— What is expected —
Retype the records below exactly as they appear.

(Entries taken from a collection)
^^^^^^^^

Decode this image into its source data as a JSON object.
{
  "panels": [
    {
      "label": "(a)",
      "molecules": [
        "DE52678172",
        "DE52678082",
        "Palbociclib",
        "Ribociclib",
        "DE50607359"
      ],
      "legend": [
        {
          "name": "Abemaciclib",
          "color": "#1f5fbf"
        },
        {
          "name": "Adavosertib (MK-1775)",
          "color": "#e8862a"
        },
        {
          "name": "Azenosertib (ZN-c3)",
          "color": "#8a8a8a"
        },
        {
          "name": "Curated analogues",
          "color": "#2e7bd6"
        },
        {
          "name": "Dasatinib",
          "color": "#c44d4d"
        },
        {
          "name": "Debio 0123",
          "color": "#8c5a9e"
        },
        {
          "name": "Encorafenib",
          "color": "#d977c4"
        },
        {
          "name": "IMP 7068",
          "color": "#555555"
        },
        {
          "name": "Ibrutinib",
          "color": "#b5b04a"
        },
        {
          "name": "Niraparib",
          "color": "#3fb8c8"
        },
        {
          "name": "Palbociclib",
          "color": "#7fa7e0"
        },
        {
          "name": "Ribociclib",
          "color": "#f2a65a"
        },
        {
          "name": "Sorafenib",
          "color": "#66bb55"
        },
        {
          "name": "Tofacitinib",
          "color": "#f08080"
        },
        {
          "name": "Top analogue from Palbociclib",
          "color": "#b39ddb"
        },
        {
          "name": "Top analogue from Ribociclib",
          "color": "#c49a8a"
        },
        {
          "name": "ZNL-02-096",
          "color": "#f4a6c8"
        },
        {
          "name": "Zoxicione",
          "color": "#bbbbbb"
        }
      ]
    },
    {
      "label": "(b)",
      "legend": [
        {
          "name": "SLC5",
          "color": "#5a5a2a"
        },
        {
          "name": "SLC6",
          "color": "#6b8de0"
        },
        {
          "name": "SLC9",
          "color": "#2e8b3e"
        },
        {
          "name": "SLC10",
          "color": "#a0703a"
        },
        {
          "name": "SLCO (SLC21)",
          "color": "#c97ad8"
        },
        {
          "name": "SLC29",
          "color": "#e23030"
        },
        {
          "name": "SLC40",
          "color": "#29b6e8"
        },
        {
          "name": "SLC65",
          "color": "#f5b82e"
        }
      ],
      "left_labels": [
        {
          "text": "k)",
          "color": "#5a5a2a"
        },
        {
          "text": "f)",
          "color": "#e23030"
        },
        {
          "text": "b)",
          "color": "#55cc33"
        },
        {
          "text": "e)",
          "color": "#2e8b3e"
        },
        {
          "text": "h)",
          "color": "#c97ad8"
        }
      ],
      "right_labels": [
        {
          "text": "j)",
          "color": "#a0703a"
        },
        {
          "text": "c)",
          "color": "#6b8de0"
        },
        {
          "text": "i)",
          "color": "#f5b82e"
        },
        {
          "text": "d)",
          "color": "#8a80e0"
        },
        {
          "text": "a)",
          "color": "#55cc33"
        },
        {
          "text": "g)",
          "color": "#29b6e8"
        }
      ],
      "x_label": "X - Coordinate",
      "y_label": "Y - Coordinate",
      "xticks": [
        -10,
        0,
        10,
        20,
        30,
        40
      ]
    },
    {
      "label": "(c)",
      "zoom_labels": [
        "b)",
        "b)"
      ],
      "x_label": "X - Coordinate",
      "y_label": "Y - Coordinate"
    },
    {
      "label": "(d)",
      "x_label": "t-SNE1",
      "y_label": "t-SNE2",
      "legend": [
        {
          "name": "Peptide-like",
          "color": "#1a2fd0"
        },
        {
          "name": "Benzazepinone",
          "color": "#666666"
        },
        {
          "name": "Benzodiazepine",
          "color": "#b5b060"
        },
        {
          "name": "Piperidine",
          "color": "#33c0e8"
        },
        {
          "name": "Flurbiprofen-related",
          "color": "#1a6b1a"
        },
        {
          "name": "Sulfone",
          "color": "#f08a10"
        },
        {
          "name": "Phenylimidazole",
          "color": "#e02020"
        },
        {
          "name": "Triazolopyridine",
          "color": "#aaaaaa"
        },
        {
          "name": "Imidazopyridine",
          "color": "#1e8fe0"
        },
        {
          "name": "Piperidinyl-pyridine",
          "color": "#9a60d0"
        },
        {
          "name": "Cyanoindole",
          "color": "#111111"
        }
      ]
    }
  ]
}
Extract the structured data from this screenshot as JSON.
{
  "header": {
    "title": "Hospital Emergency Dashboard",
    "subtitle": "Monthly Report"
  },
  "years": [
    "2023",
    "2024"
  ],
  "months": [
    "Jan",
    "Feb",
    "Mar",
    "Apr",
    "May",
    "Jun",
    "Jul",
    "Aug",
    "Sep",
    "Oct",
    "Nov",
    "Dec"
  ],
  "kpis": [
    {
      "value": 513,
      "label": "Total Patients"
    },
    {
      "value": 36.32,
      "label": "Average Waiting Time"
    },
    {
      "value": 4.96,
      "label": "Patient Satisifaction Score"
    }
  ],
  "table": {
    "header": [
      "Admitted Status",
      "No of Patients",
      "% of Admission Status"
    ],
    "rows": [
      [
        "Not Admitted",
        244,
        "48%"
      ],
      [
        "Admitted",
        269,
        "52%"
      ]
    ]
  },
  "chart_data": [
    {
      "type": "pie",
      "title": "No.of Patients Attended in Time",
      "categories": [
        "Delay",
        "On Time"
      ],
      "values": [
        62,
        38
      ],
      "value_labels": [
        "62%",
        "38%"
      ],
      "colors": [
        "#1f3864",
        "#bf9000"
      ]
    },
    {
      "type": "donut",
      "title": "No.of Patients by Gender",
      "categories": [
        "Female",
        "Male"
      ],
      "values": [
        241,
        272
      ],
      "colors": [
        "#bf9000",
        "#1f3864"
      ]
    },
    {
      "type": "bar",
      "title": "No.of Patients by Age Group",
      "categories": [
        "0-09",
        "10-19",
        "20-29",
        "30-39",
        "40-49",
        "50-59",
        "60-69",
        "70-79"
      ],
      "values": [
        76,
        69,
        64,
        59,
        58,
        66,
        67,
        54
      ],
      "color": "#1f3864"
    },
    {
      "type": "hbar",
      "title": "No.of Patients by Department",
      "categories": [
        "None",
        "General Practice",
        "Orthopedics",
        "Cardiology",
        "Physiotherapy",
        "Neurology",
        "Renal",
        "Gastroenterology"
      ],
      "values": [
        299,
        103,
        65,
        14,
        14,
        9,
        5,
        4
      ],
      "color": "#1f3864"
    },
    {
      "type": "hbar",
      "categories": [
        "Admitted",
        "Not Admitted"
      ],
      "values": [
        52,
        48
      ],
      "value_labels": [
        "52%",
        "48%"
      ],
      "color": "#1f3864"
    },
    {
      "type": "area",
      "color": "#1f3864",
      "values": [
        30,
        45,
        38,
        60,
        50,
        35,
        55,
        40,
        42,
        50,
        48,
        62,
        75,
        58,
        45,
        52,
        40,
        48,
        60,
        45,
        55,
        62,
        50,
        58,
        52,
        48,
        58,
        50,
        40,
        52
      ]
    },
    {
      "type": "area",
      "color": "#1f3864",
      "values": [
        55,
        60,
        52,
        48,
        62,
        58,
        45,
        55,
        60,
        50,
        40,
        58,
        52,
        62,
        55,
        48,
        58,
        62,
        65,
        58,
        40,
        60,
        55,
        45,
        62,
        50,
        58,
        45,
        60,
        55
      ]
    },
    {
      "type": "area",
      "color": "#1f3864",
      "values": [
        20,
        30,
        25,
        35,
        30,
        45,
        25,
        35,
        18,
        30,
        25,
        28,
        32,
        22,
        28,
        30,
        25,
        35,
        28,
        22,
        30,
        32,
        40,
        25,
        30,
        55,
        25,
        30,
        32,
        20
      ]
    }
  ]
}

^^^^^^^^

— Response area —
Decode this image into its source data as a JSON object.
{
  "panels": [
    {
      "label": "(a)",
      "molecules": [
        "DE52678172",
        "DE52678082",
        "Palbociclib",
        "Ribociclib",
        "DE50607359"
      ],
      "legend": [
        {
          "name": "Abemaciclib",
          "color": "#1f5fbf"
        },
        {
          "name": "Adavosertib (MK-1775)",
          "color": "#e8862a"
        },
        {
          "name": "Azenosertib (ZN-c3)",
          "color": "#8a8a8a"
        },
        {
          "name": "Curated analogues",
          "color": "#2e7bd6"
        },
        {
          "name": "Dasatinib",
          "color": "#c44d4d"
        },
        {
          "name": "Debio 0123",
          "color": "#8c5a9e"
        },
        {
          "name": "Encorafenib",
          "color": "#d977c4"
        },
        {
          "name": "IMP 7068",
          "color": "#555555"
        },
        {
          "name": "Ibrutinib",
          "color": "#b5b04a"
        },
        {
          "name": "Niraparib",
          "color": "#3fb8c8"
        },
        {
          "name": "Palbociclib",
          "color": "#7fa7e0"
        },
        {
          "name": "Ribociclib",
          "color": "#f2a65a"
        },
        {
          "name": "Sorafenib",
          "color": "#66bb55"
        },
        {
          "name": "Tofacitinib",
          "color": "#f08080"
        },
        {
          "name": "Top analogue from Palbociclib",
          "color": "#b39ddb"
        },
        {
          "name": "Top analogue from Ribociclib",
          "color": "#c49a8a"
        },
        {
          "name": "ZNL-02-096",
          "color": "#f4a6c8"
        },
        {
          "name": "Zoxicione",
          "color": "#bbbbbb"
        }
      ]
    },
    {
      "label": "(b)",
      "legend": [
        {
          "name": "SLC5",
          "color": "#5a5a2a"
        },
        {
          "name": "SLC6",
          "color": "#6b8de0"
        },
        {
          "name": "SLC9",
          "color": "#2e8b3e"
        },
        {
          "name": "SLC10",
          "color": "#a0703a"
        },
        {
          "name": "SLCO (SLC21)",
          "color": "#c97ad8"
        },
        {
          "name": "SLC29",
          "color": "#e23030"
        },
        {
          "name": "SLC40",
          "color": "#29b6e8"
        },
        {
          "name": "SLC65",
          "color": "#f5b82e"
        }
      ],
      "left_labels": [
        {
          "text": "k)",
          "color": "#5a5a2a"
        },
        {
          "text": "f)",
          "color": "#e23030"
        },
        {
          "text": "b)",
          "color": "#55cc33"
        },
        {
          "text": "e)",
          "color": "#2e8b3e"
        },
        {
          "text": "h)",
          "color": "#c97ad8"
        }
      ],
      "right_labels": [
        {
          "text": "j)",
          "color": "#a0703a"
        },
        {
          "text": "c)",
          "color": "#6b8de0"
        },
        {
          "text": "i)",
          "color": "#f5b82e"
        },
        {
          "text": "d)",
          "color": "#8a80e0"
        },
        {
          "text": "a)",
          "color": "#55cc33"
        },
        {
          "text": "g)",
          "color": "#29b6e8"
        }
      ],
      "x_label": "X - Coordinate",
      "y_label": "Y - Coordinate",
      "xticks": [
        -10,
        0,
        10,
        20,
        30,
        40
      ]
    },
    {
      "label": "(c)",
      "zoom_labels": [
        "b)",
        "b)"
      ],
      "x_label": "X - Coordinate",
      "y_label": "Y - Coordinate"
    },
    {
      "label": "(d)",
      "x_label": "t-SNE1",
      "y_label": "t-SNE2",
      "legend": [
        {
          "name": "Peptide-like",
          "color": "#1a2fd0"
        },
        {
          "name": "Benzazepinone",
          "color": "#666666"
        },
        {
          "name": "Benzodiazepine",
          "color": "#b5b060"
        },
        {
          "name": "Piperidine",
          "color": "#33c0e8"
        },
        {
          "name": "Flurbiprofen-related",
          "color": "#1a6b1a"
        },
        {
          "name": "Sulfone",
          "color": "#f08a10"
        },
        {
          "name": "Phenylimidazole",
          "color": "#e02020"
        },
        {
          "name": "Triazolopyridine",
          "color": "#aaaaaa"
        },
        {
          "name": "Imidazopyridine",
          "color": "#1e8fe0"
        },
        {
          "name": "Piperidinyl-pyridine",
          "color": "#9a60d0"
        },
        {
          "name": "Cyanoindole",
          "color": "#111111"
        }
      ]
    }
  ]
}
Extract the structured data from this screenshot as JSON.
{
  "header": {
    "title": "Hospital Emergency Dashboard",
    "subtitle": "Monthly Report"
  },
  "years": [
    "2023",
    "2024"
  ],
  "months": [
    "Jan",
    "Feb",
    "Mar",
    "Apr",
    "May",
    "Jun",
    "Jul",
    "Aug",
    "Sep",
    "Oct",
    "Nov",
    "Dec"
  ],
  "kpis": [
    {
      "value": 513,
      "label": "Total Patients"
    },
    {
      "value": 36.32,
      "label": "Average Waiting Time"
    },
    {
      "value": 4.96,
      "label": "Patient Satisifaction Score"
    }
  ],
  "table": {
    "header": [
      "Admitted Status",
      "No of Patients",
      "% of Admission Status"
    ],
    "rows": [
      [
        "Not Admitted",
        244,
        "48%"
      ],
      [
        "Admitted",
        269,
        "52%"
      ]
    ]
  },
  "chart_data": [
    {
      "type": "pie",
      "title": "No.of Patients Attended in Time",
      "categories": [
        "Delay",
        "On Time"
      ],
      "values": [
        62,
        38
      ],
      "value_labels": [
        "62%",
        "38%"
      ],
      "colors": [
        "#1f3864",
        "#bf9000"
      ]
    },
    {
      "type": "donut",
      "title": "No.of Patients by Gender",
      "categories": [
        "Female",
        "Male"
      ],
      "values": [
        241,
        272
      ],
      "colors": [
        "#bf9000",
        "#1f3864"
      ]
    },
    {
      "type": "bar",
      "title": "No.of Patients by Age Group",
      "categories": [
        "0-09",
        "10-19",
        "20-29",
        "30-39",
        "40-49",
        "50-59",
        "60-69",
        "70-79"
      ],
      "values": [
        76,
        69,
        64,
        59,
        58,
        66,
        67,
        54
      ],
      "color": "#1f3864"
    },
    {
      "type": "hbar",
      "title": "No.of Patients by Department",
      "categories": [
        "None",
        "General Practice",
        "Orthopedics",
        "Cardiology",
        "Physiotherapy",
        "Neurology",
        "Renal",
        "Gastroenterology"
      ],
      "values": [
        299,
        103,
        65,
        14,
        14,
        9,
        5,
        4
      ],
      "color": "#1f3864"
    },
    {
      "type": "hbar",
      "categories": [
        "Admitted",
        "Not Admitted"
      ],
      "values": [
        52,
        48
      ],
      "value_labels": [
        "52%",
        "48%"
      ],
      "color": "#1f3864"
    },
    {
      "type": "area",
      "color": "#1f3864",
      "values": [
        30,
        45,
        38,
        60,
        50,
        35,
        55,
        40,
        42,
        50,
        48,
        62,
        75,
        58,
        45,
        52,
        40,
        48,
        60,
        45,
        55,
        62,
        50,
        58,
        52,
        48,
        58,
        50,
        40,
        52
      ]
    },
    {
      "type": "area",
      "color": "#1f3864",
      "values": [
        55,
        60,
        52,
        48,
        62,
        58,
        45,
        55,
        60,
        50,
        40,
        58,
        52,
        62,
        55,
        48,
        58,
        62,
        65,
        58,
        40,
        60,
        55,
        45,
        62,
        50,
        58,
        45,
        60,
        55
      ]
    },
    {
      "type": "area",
      "color": "#1f3864",
      "values": [
        20,
        30,
        25,
        35,
        30,
        45,
        25,
        35,
        18,
        30,
        25,
        28,
        32,
        22,
        28,
        30,
        25,
        35,
        28,
        22,
        30,
        32,
        40,
        25,
        30,
        55,
        25,
        30,
        32,
        20
      ]
    }
  ]
}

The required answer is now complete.